### Task objective
Please tally the lines below that contain the word "level" and reply with the total alone.

### Information supplied
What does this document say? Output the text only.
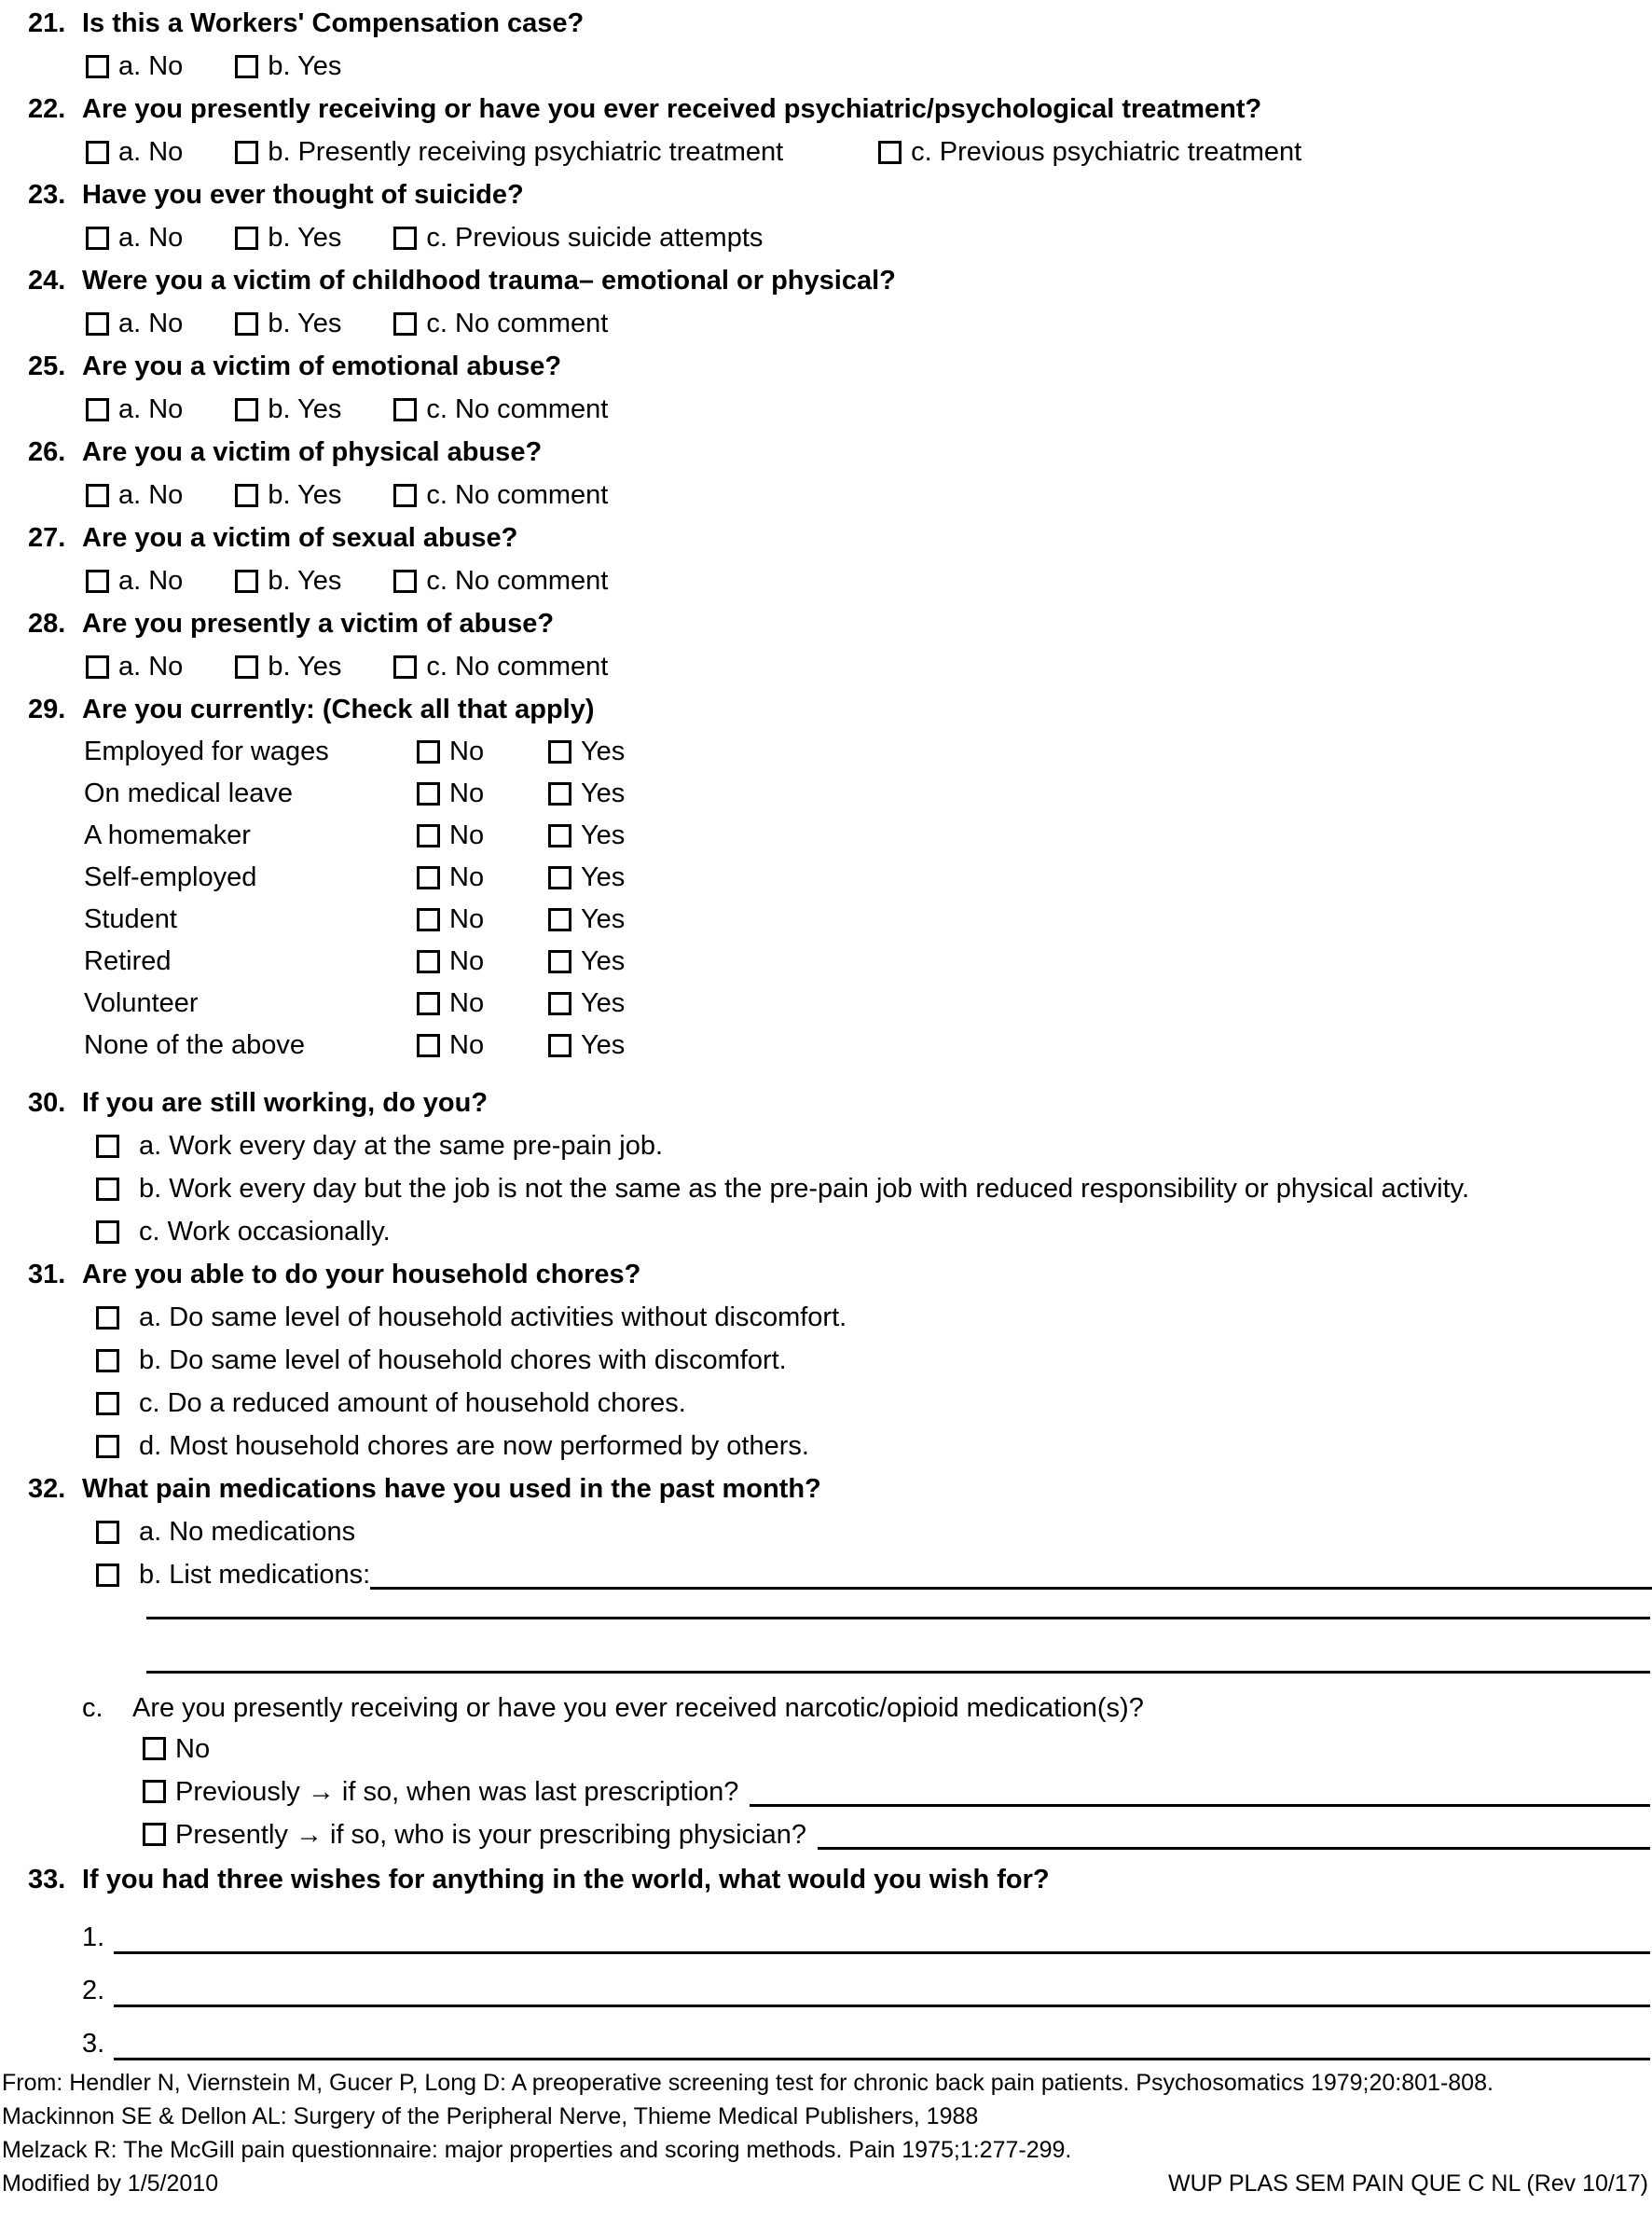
21. Is this a Workers' Compensation case?
a. No	b. Yes
22. Are you presently receiving or have you ever received psychiatric/psychological treatment?
a. No	b. Presently receiving psychiatric treatment	c. Previous psychiatric treatment
23. Have you ever thought of suicide?
a. No	b. Yes	c. Previous suicide attempts
24. Were you a victim of childhood trauma– emotional or physical?
a. No	b. Yes	c. No comment
25. Are you a victim of emotional abuse?
a. No	b. Yes	c. No comment
26. Are you a victim of physical abuse?
a. No	b. Yes	c. No comment
27. Are you a victim of sexual abuse?
a. No	b. Yes	c. No comment
28. Are you presently a victim of abuse?
a. No	b. Yes	c. No comment
29. Are you currently: (Check all that apply)
Employed for wages	No	Yes
On medical leave	No	Yes
A homemaker	No	Yes
Self-employed	No	Yes
Student	No	Yes
Retired	No	Yes
Volunteer	No	Yes
None of the above	No	Yes
30. If you are still working, do you?
a. Work every day at the same pre-pain job.
b. Work every day but the job is not the same as the pre-pain job with reduced responsibility or physical activity.
c. Work occasionally.
31. Are you able to do your household chores?
a. Do same level of household activities without discomfort.
b. Do same level of household chores with discomfort.
c. Do a reduced amount of household chores.
d. Most household chores are now performed by others.
32. What pain medications have you used in the past month?
a. No medications
b. List medications:
c.	Are you presently receiving or have you ever received narcotic/opioid medication(s)?
No
Previously → if so, when was last prescription?
Presently → if so, who is your prescribing physician?
33. If you had three wishes for anything in the world, what would you wish for?
1.
2.
3.
From: Hendler N, Viernstein M, Gucer P, Long D: A preoperative screening test for chronic back pain patients. Psychosomatics 1979;20:801-808.
Mackinnon SE & Dellon AL: Surgery of the Peripheral Nerve, Thieme Medical Publishers, 1988
Melzack R: The McGill pain questionnaire: major properties and scoring methods. Pain 1975;1:277-299.
Modified by 1/5/2010	WUP PLAS SEM PAIN QUE C NL (Rev 10/17)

### Written solution
2